## Task description
Repeat the data that follows, word for word, without the images.

## begin Records provided

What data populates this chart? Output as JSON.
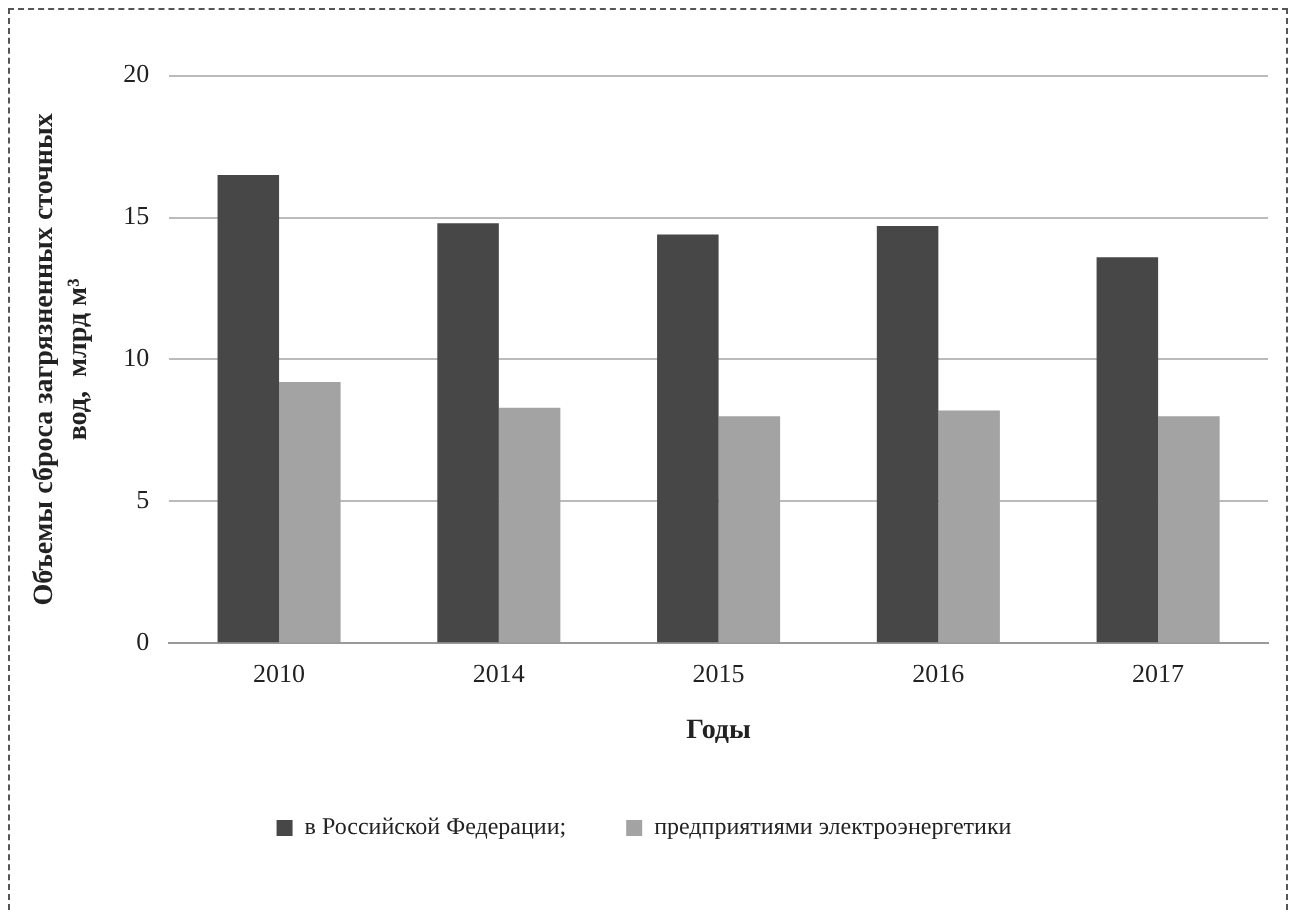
{
  "chart_data": {
    "type": "bar",
    "xlabel": "Годы",
    "ylabel": "Объемы сброса загрязненных сточных вод,  млрд м³",
    "categories": [
      "2010",
      "2014",
      "2015",
      "2016",
      "2017"
    ],
    "series": [
      {
        "name": "в Российской Федерации;",
        "color": "#474747",
        "values": [
          16.5,
          14.8,
          14.4,
          14.7,
          13.6
        ]
      },
      {
        "name": "предприятиями электроэнергетики",
        "color": "#a3a3a3",
        "values": [
          9.2,
          8.3,
          8.0,
          8.2,
          8.0
        ]
      }
    ],
    "ylim": [
      0,
      20
    ],
    "yticks": [
      0,
      5,
      10,
      15,
      20
    ],
    "grid": "y",
    "legend": "bottom"
  }
}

## end Records provided

## Reply
What data populates this chart? Output as JSON.
{
  "chart_data": {
    "type": "bar",
    "xlabel": "Годы",
    "ylabel": "Объемы сброса загрязненных сточных вод,  млрд м³",
    "categories": [
      "2010",
      "2014",
      "2015",
      "2016",
      "2017"
    ],
    "series": [
      {
        "name": "в Российской Федерации;",
        "color": "#474747",
        "values": [
          16.5,
          14.8,
          14.4,
          14.7,
          13.6
        ]
      },
      {
        "name": "предприятиями электроэнергетики",
        "color": "#a3a3a3",
        "values": [
          9.2,
          8.3,
          8.0,
          8.2,
          8.0
        ]
      }
    ],
    "ylim": [
      0,
      20
    ],
    "yticks": [
      0,
      5,
      10,
      15,
      20
    ],
    "grid": "y",
    "legend": "bottom"
  }
}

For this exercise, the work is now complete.